### Problem:
Print the lines starting with the line that contains "Where is each" and going on through the line that contains "svg-text:Pavek Hall: Pavek", keeping each one the same as it appears in the items. Leave the pictures out of your answer.

### Input:
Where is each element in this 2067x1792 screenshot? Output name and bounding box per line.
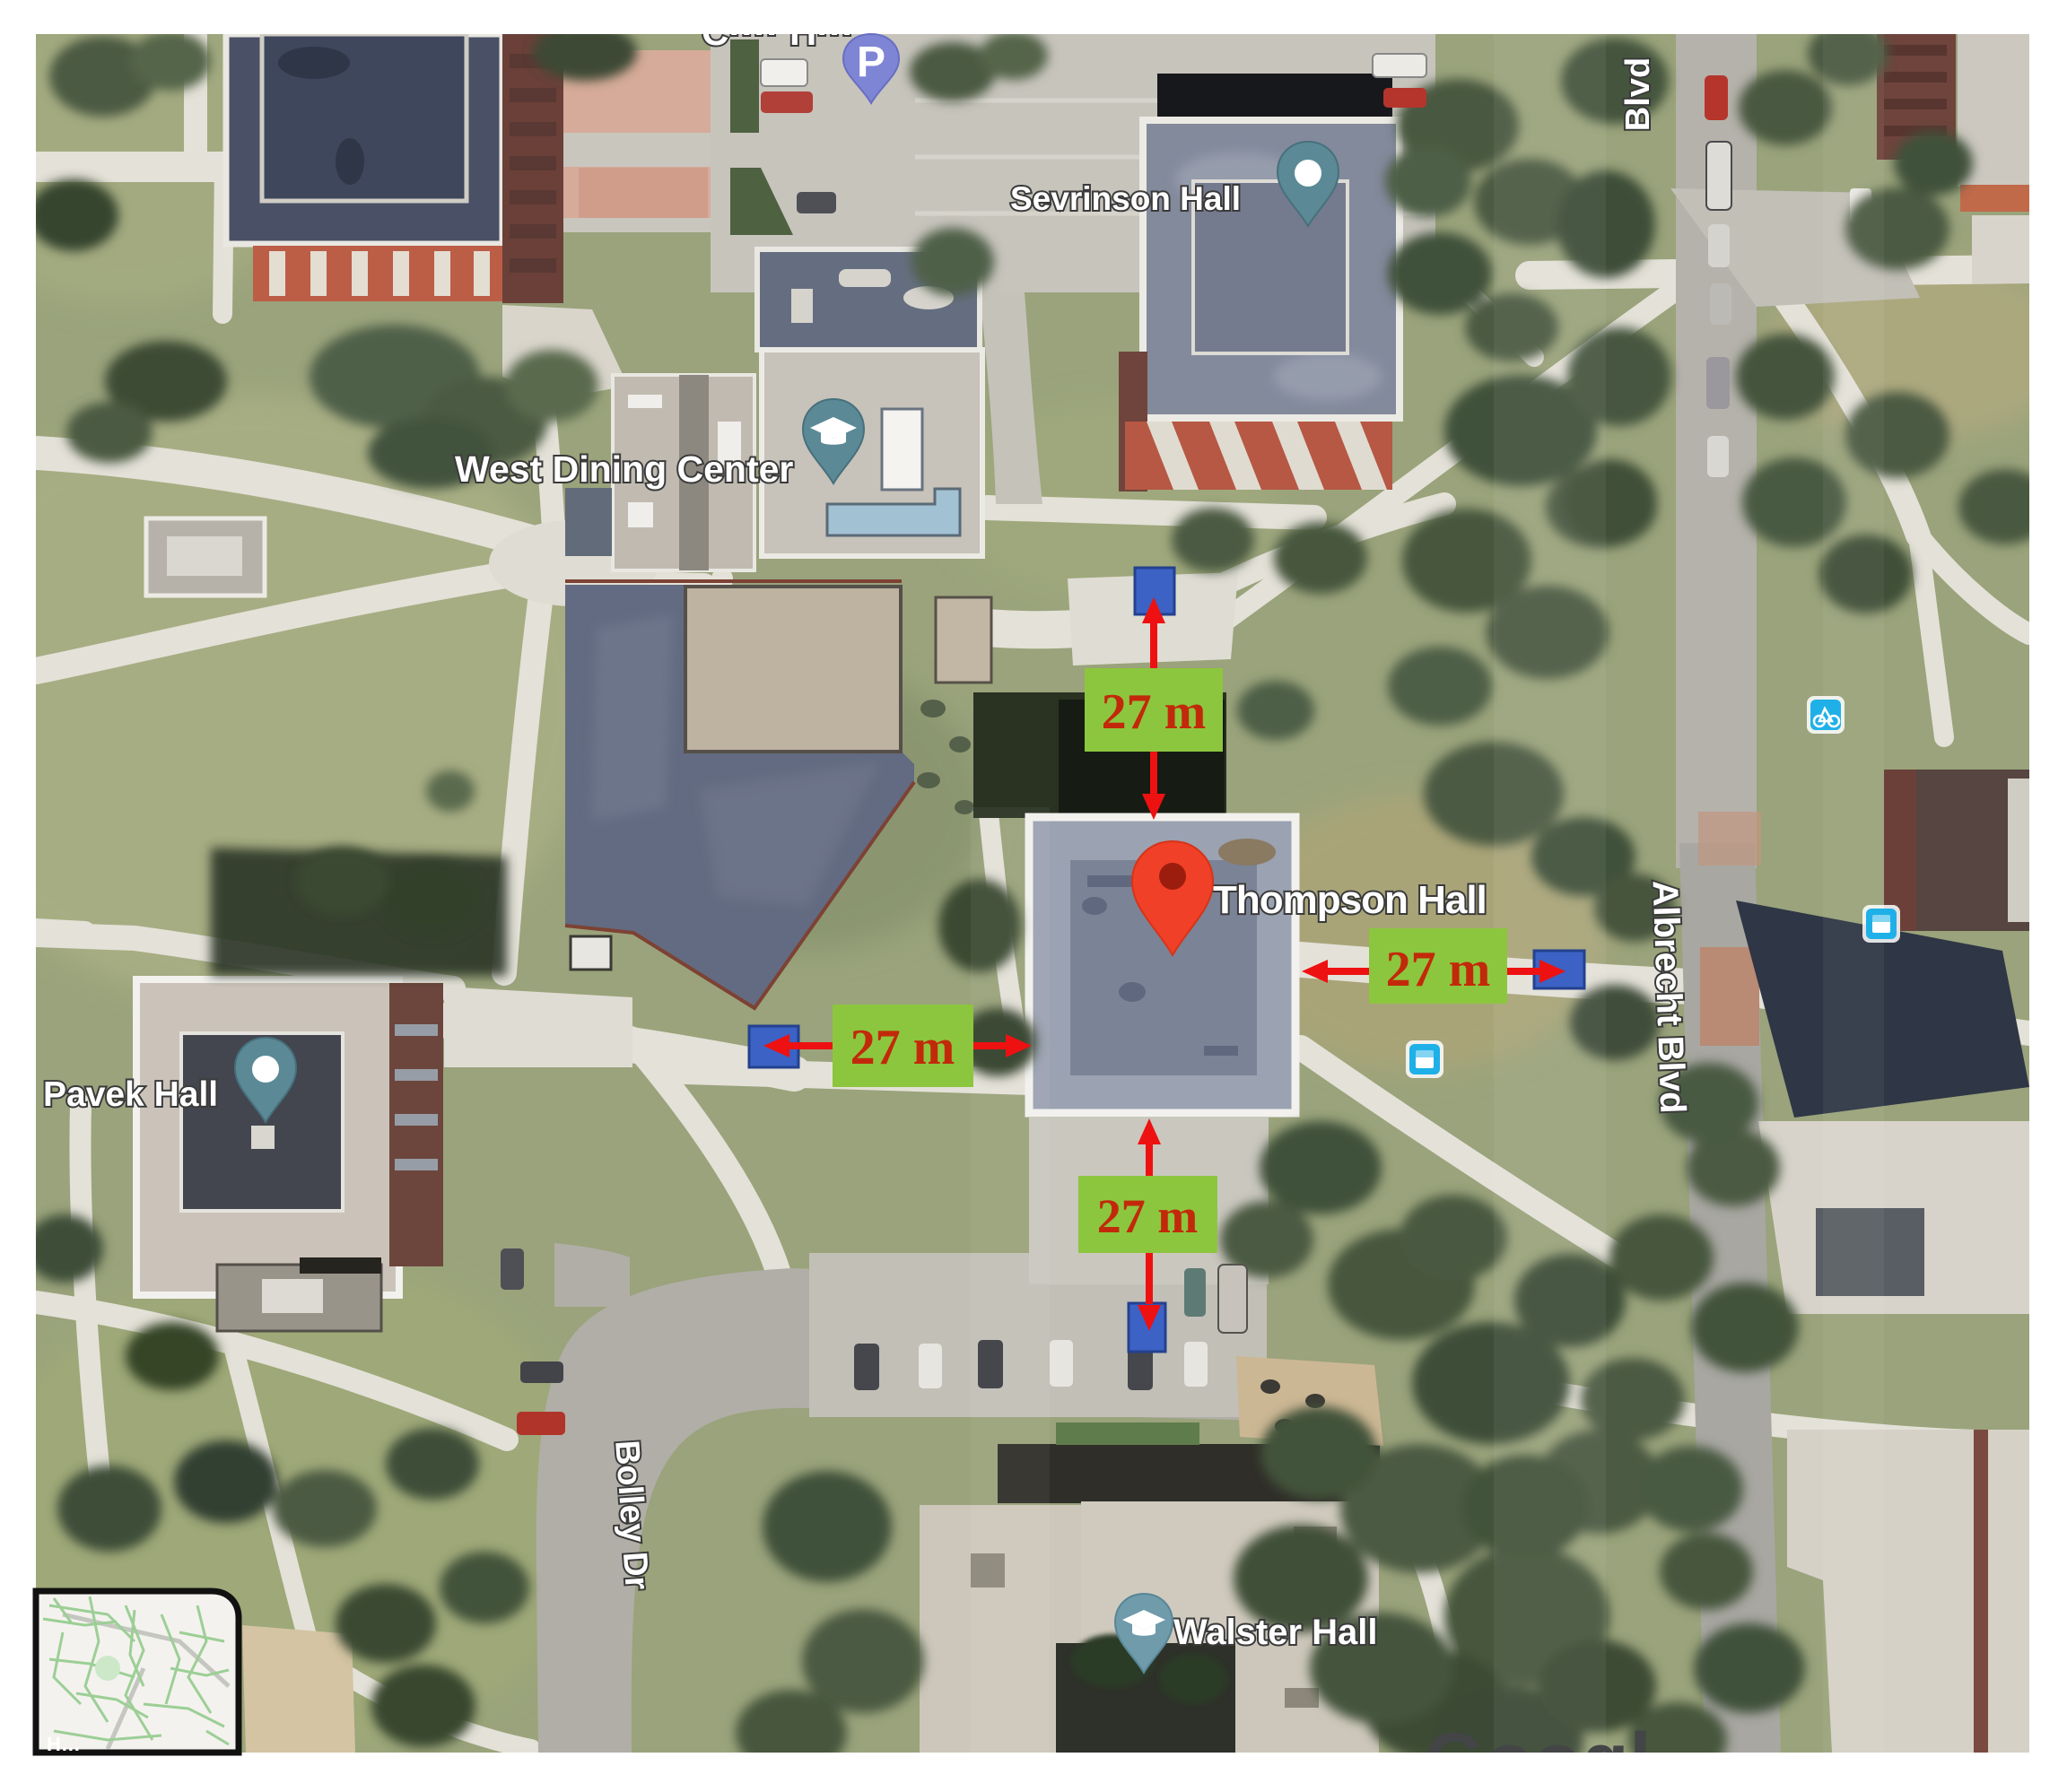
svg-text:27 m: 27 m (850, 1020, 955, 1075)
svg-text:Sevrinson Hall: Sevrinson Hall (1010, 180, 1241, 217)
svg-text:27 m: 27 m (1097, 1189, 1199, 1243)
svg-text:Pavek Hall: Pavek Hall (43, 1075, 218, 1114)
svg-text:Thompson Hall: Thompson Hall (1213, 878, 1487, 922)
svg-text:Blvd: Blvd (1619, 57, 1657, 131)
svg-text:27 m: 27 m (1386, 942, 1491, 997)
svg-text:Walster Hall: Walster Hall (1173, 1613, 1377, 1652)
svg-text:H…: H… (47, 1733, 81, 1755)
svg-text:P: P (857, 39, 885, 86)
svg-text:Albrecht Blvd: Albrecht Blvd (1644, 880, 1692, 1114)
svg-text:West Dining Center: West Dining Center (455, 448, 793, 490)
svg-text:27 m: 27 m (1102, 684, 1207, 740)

--

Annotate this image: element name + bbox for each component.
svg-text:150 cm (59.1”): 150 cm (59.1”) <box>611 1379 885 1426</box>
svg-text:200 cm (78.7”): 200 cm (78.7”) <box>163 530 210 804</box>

### Output of the task:
Where is each element in this 2067x1792 screenshot? Output name and bounding box per line.
svg-text:27 m: 27 m (850, 1020, 955, 1075)
svg-text:Sevrinson Hall: Sevrinson Hall (1010, 180, 1241, 217)
svg-text:27 m: 27 m (1097, 1189, 1199, 1243)
svg-text:Pavek Hall: Pavek Hall (43, 1075, 218, 1114)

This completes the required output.